**Given entries**
>> START
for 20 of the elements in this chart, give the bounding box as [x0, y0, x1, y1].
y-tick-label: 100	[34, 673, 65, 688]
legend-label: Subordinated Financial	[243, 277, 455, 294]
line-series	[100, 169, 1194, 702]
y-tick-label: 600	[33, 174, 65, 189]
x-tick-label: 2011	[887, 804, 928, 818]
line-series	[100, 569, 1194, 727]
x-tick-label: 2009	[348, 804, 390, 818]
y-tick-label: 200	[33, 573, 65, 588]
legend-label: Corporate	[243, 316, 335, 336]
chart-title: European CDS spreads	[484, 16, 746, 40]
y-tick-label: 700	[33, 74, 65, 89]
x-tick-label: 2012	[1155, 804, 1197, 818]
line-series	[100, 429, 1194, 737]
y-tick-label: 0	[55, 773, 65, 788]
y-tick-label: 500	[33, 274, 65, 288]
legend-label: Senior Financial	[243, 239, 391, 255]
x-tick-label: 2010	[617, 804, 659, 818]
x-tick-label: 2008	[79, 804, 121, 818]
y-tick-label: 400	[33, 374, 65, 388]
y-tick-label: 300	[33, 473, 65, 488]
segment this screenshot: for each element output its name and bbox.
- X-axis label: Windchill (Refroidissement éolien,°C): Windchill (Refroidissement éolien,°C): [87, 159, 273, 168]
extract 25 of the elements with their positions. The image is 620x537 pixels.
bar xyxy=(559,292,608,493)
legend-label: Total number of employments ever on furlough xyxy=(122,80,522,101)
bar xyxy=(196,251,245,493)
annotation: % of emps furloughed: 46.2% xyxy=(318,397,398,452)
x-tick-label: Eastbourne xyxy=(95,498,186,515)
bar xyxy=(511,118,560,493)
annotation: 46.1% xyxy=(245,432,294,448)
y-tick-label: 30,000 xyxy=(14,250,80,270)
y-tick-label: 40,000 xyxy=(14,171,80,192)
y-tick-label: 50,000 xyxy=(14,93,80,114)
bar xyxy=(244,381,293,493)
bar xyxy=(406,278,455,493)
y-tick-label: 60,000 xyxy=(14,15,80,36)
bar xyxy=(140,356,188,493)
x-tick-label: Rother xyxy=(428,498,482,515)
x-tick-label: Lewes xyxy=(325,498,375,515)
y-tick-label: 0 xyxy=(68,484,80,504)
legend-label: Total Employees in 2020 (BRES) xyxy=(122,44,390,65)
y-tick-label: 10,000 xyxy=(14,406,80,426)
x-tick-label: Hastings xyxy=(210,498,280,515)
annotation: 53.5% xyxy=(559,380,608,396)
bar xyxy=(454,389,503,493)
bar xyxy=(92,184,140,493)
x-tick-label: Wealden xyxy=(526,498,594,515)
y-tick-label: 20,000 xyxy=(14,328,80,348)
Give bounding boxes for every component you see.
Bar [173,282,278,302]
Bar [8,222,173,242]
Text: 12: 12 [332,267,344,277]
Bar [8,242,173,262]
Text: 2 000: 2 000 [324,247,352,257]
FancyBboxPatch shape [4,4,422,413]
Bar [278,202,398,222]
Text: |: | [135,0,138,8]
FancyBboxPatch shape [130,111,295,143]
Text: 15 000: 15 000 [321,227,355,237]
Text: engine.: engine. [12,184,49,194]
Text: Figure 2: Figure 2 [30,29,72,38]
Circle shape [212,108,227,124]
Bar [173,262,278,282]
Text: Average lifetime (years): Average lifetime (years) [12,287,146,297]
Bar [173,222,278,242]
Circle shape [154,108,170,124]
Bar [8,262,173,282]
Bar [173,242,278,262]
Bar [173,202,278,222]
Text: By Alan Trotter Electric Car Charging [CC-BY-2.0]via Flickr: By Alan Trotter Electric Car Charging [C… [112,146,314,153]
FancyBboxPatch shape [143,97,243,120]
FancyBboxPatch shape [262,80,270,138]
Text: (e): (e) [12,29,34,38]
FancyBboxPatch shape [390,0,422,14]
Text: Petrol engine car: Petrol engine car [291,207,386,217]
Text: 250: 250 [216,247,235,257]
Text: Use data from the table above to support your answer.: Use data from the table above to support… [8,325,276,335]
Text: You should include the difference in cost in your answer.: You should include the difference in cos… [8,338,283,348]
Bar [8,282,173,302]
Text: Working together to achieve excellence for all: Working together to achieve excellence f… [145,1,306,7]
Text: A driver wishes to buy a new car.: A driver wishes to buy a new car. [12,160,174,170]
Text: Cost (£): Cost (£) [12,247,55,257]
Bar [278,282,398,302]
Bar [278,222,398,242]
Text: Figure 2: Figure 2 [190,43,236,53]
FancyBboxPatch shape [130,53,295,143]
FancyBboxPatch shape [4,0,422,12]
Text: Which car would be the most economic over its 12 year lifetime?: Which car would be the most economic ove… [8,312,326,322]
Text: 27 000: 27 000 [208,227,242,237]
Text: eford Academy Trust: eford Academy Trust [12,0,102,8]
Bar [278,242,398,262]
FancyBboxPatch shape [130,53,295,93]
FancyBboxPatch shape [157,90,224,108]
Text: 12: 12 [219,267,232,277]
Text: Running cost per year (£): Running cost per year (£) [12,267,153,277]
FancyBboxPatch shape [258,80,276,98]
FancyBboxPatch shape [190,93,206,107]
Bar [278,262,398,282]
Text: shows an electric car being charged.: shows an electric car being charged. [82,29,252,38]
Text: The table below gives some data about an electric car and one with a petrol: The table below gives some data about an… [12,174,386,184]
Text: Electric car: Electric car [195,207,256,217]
>> END
**Problem to solve**
Copy out every line of the records above without changing anything.

**Solution to this task**
for 20 of the elements in this chart, give the bounding box as [x0, y0, x1, y1].
y-tick-label: 100	[34, 673, 65, 688]
legend-label: Subordinated Financial	[243, 277, 455, 294]
line-series	[100, 169, 1194, 702]
y-tick-label: 600	[33, 174, 65, 189]
x-tick-label: 2011	[887, 804, 928, 818]
line-series	[100, 569, 1194, 727]
x-tick-label: 2009	[348, 804, 390, 818]
y-tick-label: 200	[33, 573, 65, 588]
legend-label: Corporate	[243, 316, 335, 336]
chart-title: European CDS spreads	[484, 16, 746, 40]
y-tick-label: 700	[33, 74, 65, 89]
x-tick-label: 2012	[1155, 804, 1197, 818]
line-series	[100, 429, 1194, 737]
y-tick-label: 0	[55, 773, 65, 788]
y-tick-label: 500	[33, 274, 65, 288]
legend-label: Senior Financial	[243, 239, 391, 255]
x-tick-label: 2010	[617, 804, 659, 818]
x-tick-label: 2008	[79, 804, 121, 818]
y-tick-label: 400	[33, 374, 65, 388]
y-tick-label: 300	[33, 473, 65, 488]
segment this screenshot: for each element output its name and bbox.
- X-axis label: Windchill (Refroidissement éolien,°C): Windchill (Refroidissement éolien,°C): [87, 159, 273, 168]
extract 25 of the elements with their positions. The image is 620x537 pixels.
bar xyxy=(559,292,608,493)
legend-label: Total number of employments ever on furlough xyxy=(122,80,522,101)
bar xyxy=(196,251,245,493)
annotation: % of emps furloughed: 46.2% xyxy=(318,397,398,452)
x-tick-label: Eastbourne xyxy=(95,498,186,515)
bar xyxy=(511,118,560,493)
annotation: 46.1% xyxy=(245,432,294,448)
y-tick-label: 30,000 xyxy=(14,250,80,270)
y-tick-label: 40,000 xyxy=(14,171,80,192)
y-tick-label: 50,000 xyxy=(14,93,80,114)
bar xyxy=(244,381,293,493)
bar xyxy=(406,278,455,493)
y-tick-label: 60,000 xyxy=(14,15,80,36)
bar xyxy=(140,356,188,493)
x-tick-label: Rother xyxy=(428,498,482,515)
x-tick-label: Lewes xyxy=(325,498,375,515)
y-tick-label: 0 xyxy=(68,484,80,504)
legend-label: Total Employees in 2020 (BRES) xyxy=(122,44,390,65)
y-tick-label: 10,000 xyxy=(14,406,80,426)
x-tick-label: Hastings xyxy=(210,498,280,515)
annotation: 53.5% xyxy=(559,380,608,396)
bar xyxy=(454,389,503,493)
bar xyxy=(92,184,140,493)
x-tick-label: Wealden xyxy=(526,498,594,515)
y-tick-label: 20,000 xyxy=(14,328,80,348)
Give bounding boxes for every component you see.
Bar [173,282,278,302]
Bar [8,222,173,242]
Text: 12: 12 [332,267,344,277]
Bar [8,242,173,262]
Text: 2 000: 2 000 [324,247,352,257]
FancyBboxPatch shape [4,4,422,413]
Bar [278,202,398,222]
Text: |: | [135,0,138,8]
FancyBboxPatch shape [130,111,295,143]
Text: 15 000: 15 000 [321,227,355,237]
Text: engine.: engine. [12,184,49,194]
Text: Figure 2: Figure 2 [30,29,72,38]
Circle shape [212,108,227,124]
Bar [173,262,278,282]
Text: Average lifetime (years): Average lifetime (years) [12,287,146,297]
Bar [173,222,278,242]
Circle shape [154,108,170,124]
Bar [8,262,173,282]
Bar [173,242,278,262]
Bar [173,202,278,222]
Text: By Alan Trotter Electric Car Charging [CC-BY-2.0]via Flickr: By Alan Trotter Electric Car Charging [C… [112,146,314,153]
FancyBboxPatch shape [143,97,243,120]
FancyBboxPatch shape [262,80,270,138]
Text: (e): (e) [12,29,34,38]
FancyBboxPatch shape [390,0,422,14]
Text: Petrol engine car: Petrol engine car [291,207,386,217]
Text: 250: 250 [216,247,235,257]
Text: Use data from the table above to support your answer.: Use data from the table above to support… [8,325,276,335]
Text: You should include the difference in cost in your answer.: You should include the difference in cos… [8,338,283,348]
Bar [8,282,173,302]
Text: Working together to achieve excellence for all: Working together to achieve excellence f… [145,1,306,7]
Text: A driver wishes to buy a new car.: A driver wishes to buy a new car. [12,160,174,170]
Text: Cost (£): Cost (£) [12,247,55,257]
Bar [278,282,398,302]
Bar [278,222,398,242]
Text: Figure 2: Figure 2 [190,43,236,53]
FancyBboxPatch shape [130,53,295,143]
FancyBboxPatch shape [4,0,422,12]
Text: Which car would be the most economic over its 12 year lifetime?: Which car would be the most economic ove… [8,312,326,322]
Text: 27 000: 27 000 [208,227,242,237]
Text: eford Academy Trust: eford Academy Trust [12,0,102,8]
Bar [278,242,398,262]
FancyBboxPatch shape [130,53,295,93]
FancyBboxPatch shape [157,90,224,108]
Text: 12: 12 [219,267,232,277]
Text: Running cost per year (£): Running cost per year (£) [12,267,153,277]
FancyBboxPatch shape [258,80,276,98]
FancyBboxPatch shape [190,93,206,107]
Bar [278,262,398,282]
Text: shows an electric car being charged.: shows an electric car being charged. [82,29,252,38]
Text: The table below gives some data about an electric car and one with a petrol: The table below gives some data about an… [12,174,386,184]
Text: Electric car: Electric car [195,207,256,217]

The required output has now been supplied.